> _Selected excerpt_
__________

    Every human being is radioactive due to the potassium in all their cells turning into argon. I have injected radioactive isotopes into numerous patients throughout my professional life.
    Earth is radioactive, and if it wasn’t, we wouldnt be here. Radioactive decay supplies the ENERGY to melt the core and give us [1] a magnetic field – a shield from cosmic rays [2] plate tectonics – which recycles the crust [3] volcanoes – which supply raw atmospheric gas to replace gas lost to space [4] hydrothermal vents which boil water to the surface to recycle water sinking into the crust.
    Venus had too much radioactivity and boiled everything into space. Mars had too little and ran out of air and water.
    Finally sunlight comes from nuclear fusion in the sun.

  • Salome says:

    The message appears to be that if we can’t get the safest, fastest, most effective submarines into our fleet, then we might as well not have any at all. At least, that’s the message I’m taking away from this, and it’s a good one. Our fighting men (and women, etc) deserve the best equipment they can get for the dangerous job they do.

__________

(Collection entries)
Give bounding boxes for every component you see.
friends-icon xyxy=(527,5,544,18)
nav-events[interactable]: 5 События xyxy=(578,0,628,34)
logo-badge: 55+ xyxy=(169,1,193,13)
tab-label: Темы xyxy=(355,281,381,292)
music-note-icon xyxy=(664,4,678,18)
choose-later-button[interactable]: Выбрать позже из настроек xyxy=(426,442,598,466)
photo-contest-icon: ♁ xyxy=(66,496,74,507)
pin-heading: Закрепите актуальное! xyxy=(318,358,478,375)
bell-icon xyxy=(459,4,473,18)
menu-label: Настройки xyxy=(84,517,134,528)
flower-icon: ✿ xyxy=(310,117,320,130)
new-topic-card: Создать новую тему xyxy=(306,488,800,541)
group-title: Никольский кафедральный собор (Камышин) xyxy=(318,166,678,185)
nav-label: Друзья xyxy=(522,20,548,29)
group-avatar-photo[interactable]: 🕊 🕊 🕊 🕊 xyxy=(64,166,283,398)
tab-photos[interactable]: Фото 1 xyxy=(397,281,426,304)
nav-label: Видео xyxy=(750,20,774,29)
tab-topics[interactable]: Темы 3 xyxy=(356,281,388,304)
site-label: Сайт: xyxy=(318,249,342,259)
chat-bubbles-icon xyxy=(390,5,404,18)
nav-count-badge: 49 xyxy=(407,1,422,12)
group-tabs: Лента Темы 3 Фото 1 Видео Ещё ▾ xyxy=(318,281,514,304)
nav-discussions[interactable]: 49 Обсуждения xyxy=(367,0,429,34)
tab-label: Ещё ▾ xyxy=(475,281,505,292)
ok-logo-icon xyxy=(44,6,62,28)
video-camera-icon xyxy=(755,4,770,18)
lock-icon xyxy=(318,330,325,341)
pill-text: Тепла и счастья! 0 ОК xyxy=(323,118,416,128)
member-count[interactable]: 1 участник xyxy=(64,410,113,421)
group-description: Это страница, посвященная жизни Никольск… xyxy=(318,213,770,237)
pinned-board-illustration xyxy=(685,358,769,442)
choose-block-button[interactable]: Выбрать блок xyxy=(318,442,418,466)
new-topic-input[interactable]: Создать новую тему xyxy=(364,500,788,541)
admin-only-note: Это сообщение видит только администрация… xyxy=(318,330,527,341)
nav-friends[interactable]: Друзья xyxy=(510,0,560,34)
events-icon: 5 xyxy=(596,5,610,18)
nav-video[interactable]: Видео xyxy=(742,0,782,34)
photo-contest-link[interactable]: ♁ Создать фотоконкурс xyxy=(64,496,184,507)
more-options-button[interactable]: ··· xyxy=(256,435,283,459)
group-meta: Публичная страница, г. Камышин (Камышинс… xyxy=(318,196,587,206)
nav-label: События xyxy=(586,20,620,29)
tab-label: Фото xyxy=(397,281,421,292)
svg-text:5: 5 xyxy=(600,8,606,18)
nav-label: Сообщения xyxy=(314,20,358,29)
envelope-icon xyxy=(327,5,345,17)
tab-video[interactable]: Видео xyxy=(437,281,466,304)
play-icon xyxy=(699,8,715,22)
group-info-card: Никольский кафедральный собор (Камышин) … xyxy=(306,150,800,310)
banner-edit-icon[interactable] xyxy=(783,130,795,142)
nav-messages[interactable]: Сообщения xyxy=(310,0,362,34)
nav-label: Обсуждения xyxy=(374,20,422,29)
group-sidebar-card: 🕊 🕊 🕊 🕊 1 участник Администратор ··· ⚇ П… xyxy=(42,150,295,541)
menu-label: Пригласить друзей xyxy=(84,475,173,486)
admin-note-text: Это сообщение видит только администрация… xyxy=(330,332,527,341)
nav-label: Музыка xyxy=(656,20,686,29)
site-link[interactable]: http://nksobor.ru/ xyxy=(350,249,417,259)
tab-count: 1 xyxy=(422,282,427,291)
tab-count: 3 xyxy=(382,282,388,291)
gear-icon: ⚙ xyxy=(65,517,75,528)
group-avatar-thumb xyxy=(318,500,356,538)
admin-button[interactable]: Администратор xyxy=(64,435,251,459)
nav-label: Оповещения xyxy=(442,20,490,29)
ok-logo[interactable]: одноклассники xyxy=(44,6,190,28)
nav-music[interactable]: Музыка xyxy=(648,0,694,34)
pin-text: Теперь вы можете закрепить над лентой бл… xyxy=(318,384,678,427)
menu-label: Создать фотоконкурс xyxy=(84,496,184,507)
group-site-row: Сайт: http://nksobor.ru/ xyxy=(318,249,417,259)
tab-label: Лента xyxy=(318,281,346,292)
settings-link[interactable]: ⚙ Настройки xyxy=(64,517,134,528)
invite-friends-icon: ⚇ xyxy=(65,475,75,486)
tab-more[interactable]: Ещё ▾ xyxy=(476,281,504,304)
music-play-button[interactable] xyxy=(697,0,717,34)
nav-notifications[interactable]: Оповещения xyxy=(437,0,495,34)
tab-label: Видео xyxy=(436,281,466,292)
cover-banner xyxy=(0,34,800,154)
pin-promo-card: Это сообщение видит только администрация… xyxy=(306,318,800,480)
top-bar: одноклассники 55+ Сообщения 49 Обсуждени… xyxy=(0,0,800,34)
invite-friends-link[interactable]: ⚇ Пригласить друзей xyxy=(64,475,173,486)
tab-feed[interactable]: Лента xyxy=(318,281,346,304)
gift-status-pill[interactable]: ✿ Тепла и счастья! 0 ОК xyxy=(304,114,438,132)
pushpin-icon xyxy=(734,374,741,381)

__________

> _Problems and tasks_
- 1) In the comments excerpt, what supplies the energy that melts Earth's core?
- 2) Please reproduce the part of the comments excerpt that begins at the words "Earth is radioactive, and" and stops after "air and water.", substituting "Mercury" for "Mars".
- 3) Write what comes next in the comments excerpt, picking up after its final sentence.

> _Answers provided_
- 1) Radioactive decay.

- 2)
Earth is radioactive, and if it wasn’t, we wouldnt be here. Radioactive decay supplies the ENERGY to melt the core and give us [1] a magnetic field – a shield from cosmic rays [2] plate tectonics – which recycles the crust [3] volcanoes – which supply raw atmospheric gas to replace gas lost to space [4] hydrothermal vents which boil water to the surface to recycle water sinking into the crust.
    Venus had too much radioactivity and boiled everything into space. Mercury had too little and ran out of air and water.

- 3)
  • wstarck says:

    The capability of diesel electric submarines compared to nuclear subs is like cavalry compared to armored vehicles. Add to this a doubling of cost for retrograding to the obsolete technology and the whole thing rises to the level of insanity. And the same kind of thinking was being planned for the nation’s power supply. If we were a more expressive people we should be dancing in the streets at Turnbull’s departure.

  • lloveday says:

    It’s too early to dance I fear – the “insanity” has not been cancelled or modified, a review not even hinted at, although it is early days for Ciobo and I don’t know his inclination.

    Will Pyne-Ciobo be better than Payne-Pyne? I hope so, but am not confident and only time will tell.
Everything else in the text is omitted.